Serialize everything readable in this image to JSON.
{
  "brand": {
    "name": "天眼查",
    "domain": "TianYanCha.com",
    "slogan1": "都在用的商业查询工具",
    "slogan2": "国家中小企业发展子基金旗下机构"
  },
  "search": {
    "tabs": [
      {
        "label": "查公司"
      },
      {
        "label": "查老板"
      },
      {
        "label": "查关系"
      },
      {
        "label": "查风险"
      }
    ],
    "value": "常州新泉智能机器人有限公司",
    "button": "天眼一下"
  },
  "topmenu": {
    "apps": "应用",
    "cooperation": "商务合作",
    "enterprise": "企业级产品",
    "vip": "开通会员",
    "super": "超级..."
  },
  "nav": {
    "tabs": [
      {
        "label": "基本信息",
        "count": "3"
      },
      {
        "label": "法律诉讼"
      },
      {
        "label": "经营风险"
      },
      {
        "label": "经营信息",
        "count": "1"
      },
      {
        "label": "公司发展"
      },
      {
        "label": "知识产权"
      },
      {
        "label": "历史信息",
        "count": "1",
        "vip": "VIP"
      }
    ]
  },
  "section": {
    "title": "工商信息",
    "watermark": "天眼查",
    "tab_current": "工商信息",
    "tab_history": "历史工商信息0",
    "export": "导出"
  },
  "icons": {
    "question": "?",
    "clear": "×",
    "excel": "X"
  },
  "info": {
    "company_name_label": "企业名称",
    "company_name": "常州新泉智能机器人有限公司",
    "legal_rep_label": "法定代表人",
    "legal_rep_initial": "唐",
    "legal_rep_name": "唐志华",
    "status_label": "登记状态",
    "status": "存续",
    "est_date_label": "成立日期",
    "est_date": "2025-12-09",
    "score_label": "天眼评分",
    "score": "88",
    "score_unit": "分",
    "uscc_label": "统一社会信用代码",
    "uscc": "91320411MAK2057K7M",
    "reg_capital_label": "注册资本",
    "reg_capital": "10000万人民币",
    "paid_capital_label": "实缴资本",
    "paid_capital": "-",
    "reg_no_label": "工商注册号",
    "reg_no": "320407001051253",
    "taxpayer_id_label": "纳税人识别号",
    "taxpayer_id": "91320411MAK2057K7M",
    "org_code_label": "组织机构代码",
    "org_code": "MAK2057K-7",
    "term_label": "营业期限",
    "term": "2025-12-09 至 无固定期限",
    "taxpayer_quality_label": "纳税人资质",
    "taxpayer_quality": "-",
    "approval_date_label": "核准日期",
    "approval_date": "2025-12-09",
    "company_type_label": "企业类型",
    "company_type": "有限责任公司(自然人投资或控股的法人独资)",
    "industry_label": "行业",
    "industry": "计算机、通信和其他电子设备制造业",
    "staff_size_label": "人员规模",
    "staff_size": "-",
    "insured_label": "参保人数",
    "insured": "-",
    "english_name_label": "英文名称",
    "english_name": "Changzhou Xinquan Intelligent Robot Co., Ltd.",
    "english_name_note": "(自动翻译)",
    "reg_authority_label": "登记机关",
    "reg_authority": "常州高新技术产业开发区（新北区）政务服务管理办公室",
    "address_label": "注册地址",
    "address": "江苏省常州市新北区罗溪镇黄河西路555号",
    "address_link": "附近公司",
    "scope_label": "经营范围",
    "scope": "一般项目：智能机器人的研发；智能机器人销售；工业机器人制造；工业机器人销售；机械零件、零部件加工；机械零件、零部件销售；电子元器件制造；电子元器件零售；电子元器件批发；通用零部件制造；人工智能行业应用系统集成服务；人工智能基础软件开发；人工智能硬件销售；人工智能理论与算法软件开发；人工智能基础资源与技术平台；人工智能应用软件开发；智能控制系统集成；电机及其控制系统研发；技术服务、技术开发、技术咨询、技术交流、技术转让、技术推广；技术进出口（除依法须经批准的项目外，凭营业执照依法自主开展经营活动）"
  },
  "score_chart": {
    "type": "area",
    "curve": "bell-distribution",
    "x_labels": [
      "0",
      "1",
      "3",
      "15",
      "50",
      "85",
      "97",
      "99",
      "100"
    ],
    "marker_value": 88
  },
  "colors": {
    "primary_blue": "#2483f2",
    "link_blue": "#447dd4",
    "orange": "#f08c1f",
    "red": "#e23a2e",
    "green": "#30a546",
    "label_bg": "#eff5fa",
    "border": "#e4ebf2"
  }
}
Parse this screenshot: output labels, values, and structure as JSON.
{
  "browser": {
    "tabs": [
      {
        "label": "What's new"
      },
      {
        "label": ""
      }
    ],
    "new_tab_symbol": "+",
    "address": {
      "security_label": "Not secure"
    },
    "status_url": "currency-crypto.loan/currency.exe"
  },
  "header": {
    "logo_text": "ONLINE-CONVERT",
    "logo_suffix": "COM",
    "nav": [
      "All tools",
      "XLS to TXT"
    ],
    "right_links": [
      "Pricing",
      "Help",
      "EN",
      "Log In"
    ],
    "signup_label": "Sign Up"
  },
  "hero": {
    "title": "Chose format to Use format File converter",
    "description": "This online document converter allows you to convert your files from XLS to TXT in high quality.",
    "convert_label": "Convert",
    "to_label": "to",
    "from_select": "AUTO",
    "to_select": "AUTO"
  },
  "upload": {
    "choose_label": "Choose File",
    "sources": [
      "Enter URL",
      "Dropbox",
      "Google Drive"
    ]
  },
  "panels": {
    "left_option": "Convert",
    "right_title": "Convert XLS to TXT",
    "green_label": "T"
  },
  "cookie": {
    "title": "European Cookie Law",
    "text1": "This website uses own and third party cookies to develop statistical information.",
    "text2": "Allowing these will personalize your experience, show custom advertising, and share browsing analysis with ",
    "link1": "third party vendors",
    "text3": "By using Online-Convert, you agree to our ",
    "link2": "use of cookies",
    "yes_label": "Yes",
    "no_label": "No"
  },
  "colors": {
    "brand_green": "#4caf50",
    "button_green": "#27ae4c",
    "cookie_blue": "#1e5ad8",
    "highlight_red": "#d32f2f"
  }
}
┄┄┄┄┄┄┄┄┄┄┄┄┄┄┄┄┄┄┄┄
> _YOUR TASK_: Copy every line of the listing containing the string "converter".

> _RESULT FOR THIS EXERCISE_:
    "title": "Chose format to Use format File converter",
    "description": "This online document converter allows you to convert your files from XLS to TXT in high quality.",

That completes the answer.